[Entries with figure data]
.....
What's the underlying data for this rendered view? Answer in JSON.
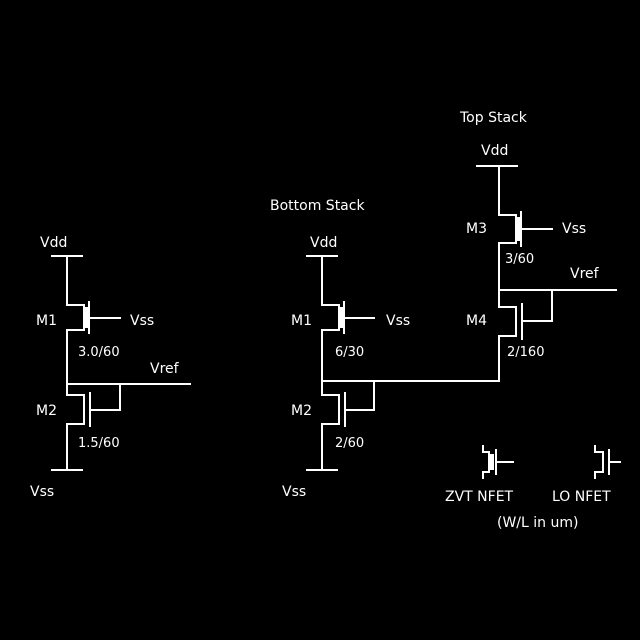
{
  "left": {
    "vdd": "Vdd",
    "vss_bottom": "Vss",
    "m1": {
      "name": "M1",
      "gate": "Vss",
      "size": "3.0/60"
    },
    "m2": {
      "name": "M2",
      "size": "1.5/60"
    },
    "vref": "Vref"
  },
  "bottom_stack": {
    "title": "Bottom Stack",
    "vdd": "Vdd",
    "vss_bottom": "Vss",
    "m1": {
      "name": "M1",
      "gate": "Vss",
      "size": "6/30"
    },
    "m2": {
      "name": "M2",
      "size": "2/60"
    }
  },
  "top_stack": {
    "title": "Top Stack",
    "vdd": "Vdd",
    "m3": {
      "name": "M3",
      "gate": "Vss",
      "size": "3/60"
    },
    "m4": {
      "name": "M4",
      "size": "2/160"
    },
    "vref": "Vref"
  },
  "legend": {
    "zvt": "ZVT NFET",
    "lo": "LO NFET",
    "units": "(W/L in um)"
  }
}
.....
■ **INSTRUCTION**
Give back only a number, the number of lines where the string "size" occurs.

■ **RESPONSE**
6